What to work on: Print each line of the listing once more, precisely as given.

Information given:

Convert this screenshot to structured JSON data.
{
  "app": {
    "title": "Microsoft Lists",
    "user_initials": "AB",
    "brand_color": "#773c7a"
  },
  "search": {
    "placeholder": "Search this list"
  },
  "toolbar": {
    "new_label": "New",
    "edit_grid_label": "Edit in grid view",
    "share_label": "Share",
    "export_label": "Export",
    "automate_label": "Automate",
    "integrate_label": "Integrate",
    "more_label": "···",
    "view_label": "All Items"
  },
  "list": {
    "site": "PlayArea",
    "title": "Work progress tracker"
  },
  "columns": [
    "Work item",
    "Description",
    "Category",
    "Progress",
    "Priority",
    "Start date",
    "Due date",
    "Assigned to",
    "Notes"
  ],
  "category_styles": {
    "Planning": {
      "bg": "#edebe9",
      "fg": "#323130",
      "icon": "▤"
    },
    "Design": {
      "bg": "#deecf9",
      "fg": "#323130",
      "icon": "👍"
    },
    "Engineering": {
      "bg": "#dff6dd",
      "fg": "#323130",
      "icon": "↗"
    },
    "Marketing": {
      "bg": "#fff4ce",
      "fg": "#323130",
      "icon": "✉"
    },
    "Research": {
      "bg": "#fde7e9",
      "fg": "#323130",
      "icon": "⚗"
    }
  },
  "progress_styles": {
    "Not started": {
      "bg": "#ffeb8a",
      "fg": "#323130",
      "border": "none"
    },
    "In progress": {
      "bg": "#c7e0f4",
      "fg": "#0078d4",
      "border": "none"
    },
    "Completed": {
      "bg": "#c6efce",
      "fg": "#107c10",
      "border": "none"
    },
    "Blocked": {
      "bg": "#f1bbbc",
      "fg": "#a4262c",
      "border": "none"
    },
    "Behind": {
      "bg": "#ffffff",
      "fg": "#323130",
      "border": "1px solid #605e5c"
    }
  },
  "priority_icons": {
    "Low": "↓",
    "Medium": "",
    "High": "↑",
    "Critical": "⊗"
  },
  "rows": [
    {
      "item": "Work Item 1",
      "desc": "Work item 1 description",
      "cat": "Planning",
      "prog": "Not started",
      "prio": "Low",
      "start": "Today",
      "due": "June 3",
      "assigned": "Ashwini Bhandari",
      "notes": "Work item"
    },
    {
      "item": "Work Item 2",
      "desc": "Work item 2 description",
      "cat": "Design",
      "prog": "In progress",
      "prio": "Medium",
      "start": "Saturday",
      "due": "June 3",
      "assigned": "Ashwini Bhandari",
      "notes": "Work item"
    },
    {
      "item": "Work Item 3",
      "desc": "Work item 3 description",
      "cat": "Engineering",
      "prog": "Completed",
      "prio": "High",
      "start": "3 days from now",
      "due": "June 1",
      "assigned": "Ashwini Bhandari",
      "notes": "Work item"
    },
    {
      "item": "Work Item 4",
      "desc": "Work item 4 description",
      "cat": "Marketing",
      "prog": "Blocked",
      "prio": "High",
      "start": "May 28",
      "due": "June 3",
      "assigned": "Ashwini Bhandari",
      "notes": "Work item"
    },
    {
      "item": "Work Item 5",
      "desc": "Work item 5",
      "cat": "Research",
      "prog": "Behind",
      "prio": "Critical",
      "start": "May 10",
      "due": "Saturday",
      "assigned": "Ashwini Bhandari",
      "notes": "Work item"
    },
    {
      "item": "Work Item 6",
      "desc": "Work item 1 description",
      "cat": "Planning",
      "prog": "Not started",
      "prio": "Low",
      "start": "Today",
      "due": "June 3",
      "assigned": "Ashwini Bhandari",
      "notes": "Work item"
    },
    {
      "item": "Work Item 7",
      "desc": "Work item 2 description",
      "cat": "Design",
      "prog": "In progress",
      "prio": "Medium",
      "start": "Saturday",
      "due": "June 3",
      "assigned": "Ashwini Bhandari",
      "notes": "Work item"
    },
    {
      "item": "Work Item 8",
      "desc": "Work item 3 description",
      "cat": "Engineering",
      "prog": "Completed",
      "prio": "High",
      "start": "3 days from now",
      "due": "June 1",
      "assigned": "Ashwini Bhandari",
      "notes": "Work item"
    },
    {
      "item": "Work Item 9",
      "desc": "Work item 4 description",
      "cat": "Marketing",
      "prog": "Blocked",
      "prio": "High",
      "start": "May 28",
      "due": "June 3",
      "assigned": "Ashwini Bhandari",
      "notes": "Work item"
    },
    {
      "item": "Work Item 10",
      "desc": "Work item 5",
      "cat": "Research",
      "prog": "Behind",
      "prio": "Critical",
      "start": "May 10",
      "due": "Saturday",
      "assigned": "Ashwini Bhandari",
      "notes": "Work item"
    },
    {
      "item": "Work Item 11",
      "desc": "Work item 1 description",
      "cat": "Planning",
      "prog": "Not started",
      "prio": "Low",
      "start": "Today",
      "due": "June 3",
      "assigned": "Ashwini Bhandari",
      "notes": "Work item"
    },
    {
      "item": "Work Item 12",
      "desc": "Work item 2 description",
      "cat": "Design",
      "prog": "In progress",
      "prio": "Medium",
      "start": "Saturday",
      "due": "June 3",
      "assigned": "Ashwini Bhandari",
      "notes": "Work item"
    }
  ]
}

Response:
Convert this screenshot to structured JSON data.
{
  "app": {
    "title": "Microsoft Lists",
    "user_initials": "AB",
    "brand_color": "#773c7a"
  },
  "search": {
    "placeholder": "Search this list"
  },
  "toolbar": {
    "new_label": "New",
    "edit_grid_label": "Edit in grid view",
    "share_label": "Share",
    "export_label": "Export",
    "automate_label": "Automate",
    "integrate_label": "Integrate",
    "more_label": "···",
    "view_label": "All Items"
  },
  "list": {
    "site": "PlayArea",
    "title": "Work progress tracker"
  },
  "columns": [
    "Work item",
    "Description",
    "Category",
    "Progress",
    "Priority",
    "Start date",
    "Due date",
    "Assigned to",
    "Notes"
  ],
  "category_styles": {
    "Planning": {
      "bg": "#edebe9",
      "fg": "#323130",
      "icon": "▤"
    },
    "Design": {
      "bg": "#deecf9",
      "fg": "#323130",
      "icon": "👍"
    },
    "Engineering": {
      "bg": "#dff6dd",
      "fg": "#323130",
      "icon": "↗"
    },
    "Marketing": {
      "bg": "#fff4ce",
      "fg": "#323130",
      "icon": "✉"
    },
    "Research": {
      "bg": "#fde7e9",
      "fg": "#323130",
      "icon": "⚗"
    }
  },
  "progress_styles": {
    "Not started": {
      "bg": "#ffeb8a",
      "fg": "#323130",
      "border": "none"
    },
    "In progress": {
      "bg": "#c7e0f4",
      "fg": "#0078d4",
      "border": "none"
    },
    "Completed": {
      "bg": "#c6efce",
      "fg": "#107c10",
      "border": "none"
    },
    "Blocked": {
      "bg": "#f1bbbc",
      "fg": "#a4262c",
      "border": "none"
    },
    "Behind": {
      "bg": "#ffffff",
      "fg": "#323130",
      "border": "1px solid #605e5c"
    }
  },
  "priority_icons": {
    "Low": "↓",
    "Medium": "",
    "High": "↑",
    "Critical": "⊗"
  },
  "rows": [
    {
      "item": "Work Item 1",
      "desc": "Work item 1 description",
      "cat": "Planning",
      "prog": "Not started",
      "prio": "Low",
      "start": "Today",
      "due": "June 3",
      "assigned": "Ashwini Bhandari",
      "notes": "Work item"
    },
    {
      "item": "Work Item 2",
      "desc": "Work item 2 description",
      "cat": "Design",
      "prog": "In progress",
      "prio": "Medium",
      "start": "Saturday",
      "due": "June 3",
      "assigned": "Ashwini Bhandari",
      "notes": "Work item"
    },
    {
      "item": "Work Item 3",
      "desc": "Work item 3 description",
      "cat": "Engineering",
      "prog": "Completed",
      "prio": "High",
      "start": "3 days from now",
      "due": "June 1",
      "assigned": "Ashwini Bhandari",
      "notes": "Work item"
    },
    {
      "item": "Work Item 4",
      "desc": "Work item 4 description",
      "cat": "Marketing",
      "prog": "Blocked",
      "prio": "High",
      "start": "May 28",
      "due": "June 3",
      "assigned": "Ashwini Bhandari",
      "notes": "Work item"
    },
    {
      "item": "Work Item 5",
      "desc": "Work item 5",
      "cat": "Research",
      "prog": "Behind",
      "prio": "Critical",
      "start": "May 10",
      "due": "Saturday",
      "assigned": "Ashwini Bhandari",
      "notes": "Work item"
    },
    {
      "item": "Work Item 6",
      "desc": "Work item 1 description",
      "cat": "Planning",
      "prog": "Not started",
      "prio": "Low",
      "start": "Today",
      "due": "June 3",
      "assigned": "Ashwini Bhandari",
      "notes": "Work item"
    },
    {
      "item": "Work Item 7",
      "desc": "Work item 2 description",
      "cat": "Design",
      "prog": "In progress",
      "prio": "Medium",
      "start": "Saturday",
      "due": "June 3",
      "assigned": "Ashwini Bhandari",
      "notes": "Work item"
    },
    {
      "item": "Work Item 8",
      "desc": "Work item 3 description",
      "cat": "Engineering",
      "prog": "Completed",
      "prio": "High",
      "start": "3 days from now",
      "due": "June 1",
      "assigned": "Ashwini Bhandari",
      "notes": "Work item"
    },
    {
      "item": "Work Item 9",
      "desc": "Work item 4 description",
      "cat": "Marketing",
      "prog": "Blocked",
      "prio": "High",
      "start": "May 28",
      "due": "June 3",
      "assigned": "Ashwini Bhandari",
      "notes": "Work item"
    },
    {
      "item": "Work Item 10",
      "desc": "Work item 5",
      "cat": "Research",
      "prog": "Behind",
      "prio": "Critical",
      "start": "May 10",
      "due": "Saturday",
      "assigned": "Ashwini Bhandari",
      "notes": "Work item"
    },
    {
      "item": "Work Item 11",
      "desc": "Work item 1 description",
      "cat": "Planning",
      "prog": "Not started",
      "prio": "Low",
      "start": "Today",
      "due": "June 3",
      "assigned": "Ashwini Bhandari",
      "notes": "Work item"
    },
    {
      "item": "Work Item 12",
      "desc": "Work item 2 description",
      "cat": "Design",
      "prog": "In progress",
      "prio": "Medium",
      "start": "Saturday",
      "due": "June 3",
      "assigned": "Ashwini Bhandari",
      "notes": "Work item"
    }
  ]
}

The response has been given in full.